## SET TASK
Return the listing below verbatim. Pictures do not belong in the copy.

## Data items
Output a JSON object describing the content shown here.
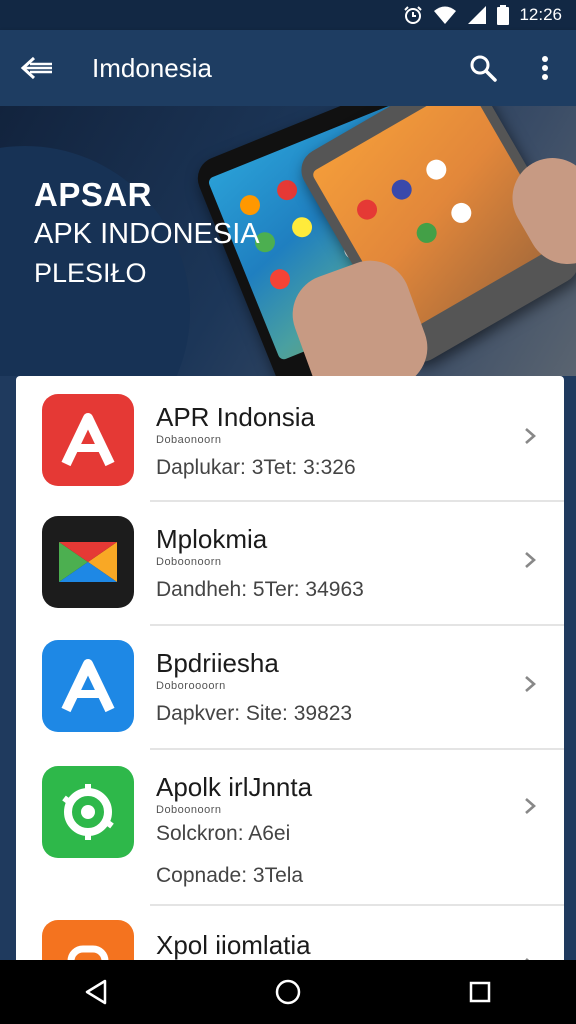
{
  "status_bar": {
    "time": "12:26",
    "icons": [
      "alarm-icon",
      "wifi-icon",
      "signal-icon",
      "battery-icon"
    ]
  },
  "app_bar": {
    "title": "Imdonesia",
    "icons": [
      "back-arrow-icon",
      "search-icon",
      "more-vert-icon"
    ]
  },
  "banner": {
    "line1": "APSAR",
    "line2": "APK INDONESIA",
    "line3": "PLESIŁO"
  },
  "apps": [
    {
      "name": "APR Indonsia",
      "subtitle": "Dobaonoorn",
      "meta": [
        "Daplukar: 3Tet: 3:326"
      ],
      "icon": "red-a-icon",
      "color": "#e53935"
    },
    {
      "name": "Mplokmia",
      "subtitle": "Doboonoorn",
      "meta": [
        "Dandheh: 5Ter: 34963"
      ],
      "icon": "colorful-arrow-icon",
      "color": "#1c1c1c"
    },
    {
      "name": "Bpdriiesha",
      "subtitle": "Doboroooorn",
      "meta": [
        "Dapkver: Site: 39823"
      ],
      "icon": "blue-a-icon",
      "color": "#1e88e5"
    },
    {
      "name": "Apolk irlJnnta",
      "subtitle": "Doboonoorn",
      "meta": [
        "Solckron: A6ei",
        "Copnade: 3Tela"
      ],
      "icon": "green-gear-icon",
      "color": "#2eb84a"
    },
    {
      "name": "Xpol iiomlatia",
      "subtitle": "",
      "meta": [],
      "icon": "orange-app-icon",
      "color": "#f4731f"
    }
  ],
  "nav_bar": {
    "icons": [
      "back-triangle-icon",
      "home-circle-icon",
      "recents-square-icon"
    ]
  },
  "colors": {
    "app_bar": "#1e3d62",
    "status_bar": "#122844",
    "hero": "#1c3658"
  }
}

## RESPONSE TO THIS TASK
Output a JSON object describing the content shown here.
{
  "status_bar": {
    "time": "12:26",
    "icons": [
      "alarm-icon",
      "wifi-icon",
      "signal-icon",
      "battery-icon"
    ]
  },
  "app_bar": {
    "title": "Imdonesia",
    "icons": [
      "back-arrow-icon",
      "search-icon",
      "more-vert-icon"
    ]
  },
  "banner": {
    "line1": "APSAR",
    "line2": "APK INDONESIA",
    "line3": "PLESIŁO"
  },
  "apps": [
    {
      "name": "APR Indonsia",
      "subtitle": "Dobaonoorn",
      "meta": [
        "Daplukar: 3Tet: 3:326"
      ],
      "icon": "red-a-icon",
      "color": "#e53935"
    },
    {
      "name": "Mplokmia",
      "subtitle": "Doboonoorn",
      "meta": [
        "Dandheh: 5Ter: 34963"
      ],
      "icon": "colorful-arrow-icon",
      "color": "#1c1c1c"
    },
    {
      "name": "Bpdriiesha",
      "subtitle": "Doboroooorn",
      "meta": [
        "Dapkver: Site: 39823"
      ],
      "icon": "blue-a-icon",
      "color": "#1e88e5"
    },
    {
      "name": "Apolk irlJnnta",
      "subtitle": "Doboonoorn",
      "meta": [
        "Solckron: A6ei",
        "Copnade: 3Tela"
      ],
      "icon": "green-gear-icon",
      "color": "#2eb84a"
    },
    {
      "name": "Xpol iiomlatia",
      "subtitle": "",
      "meta": [],
      "icon": "orange-app-icon",
      "color": "#f4731f"
    }
  ],
  "nav_bar": {
    "icons": [
      "back-triangle-icon",
      "home-circle-icon",
      "recents-square-icon"
    ]
  },
  "colors": {
    "app_bar": "#1e3d62",
    "status_bar": "#122844",
    "hero": "#1c3658"
  }
}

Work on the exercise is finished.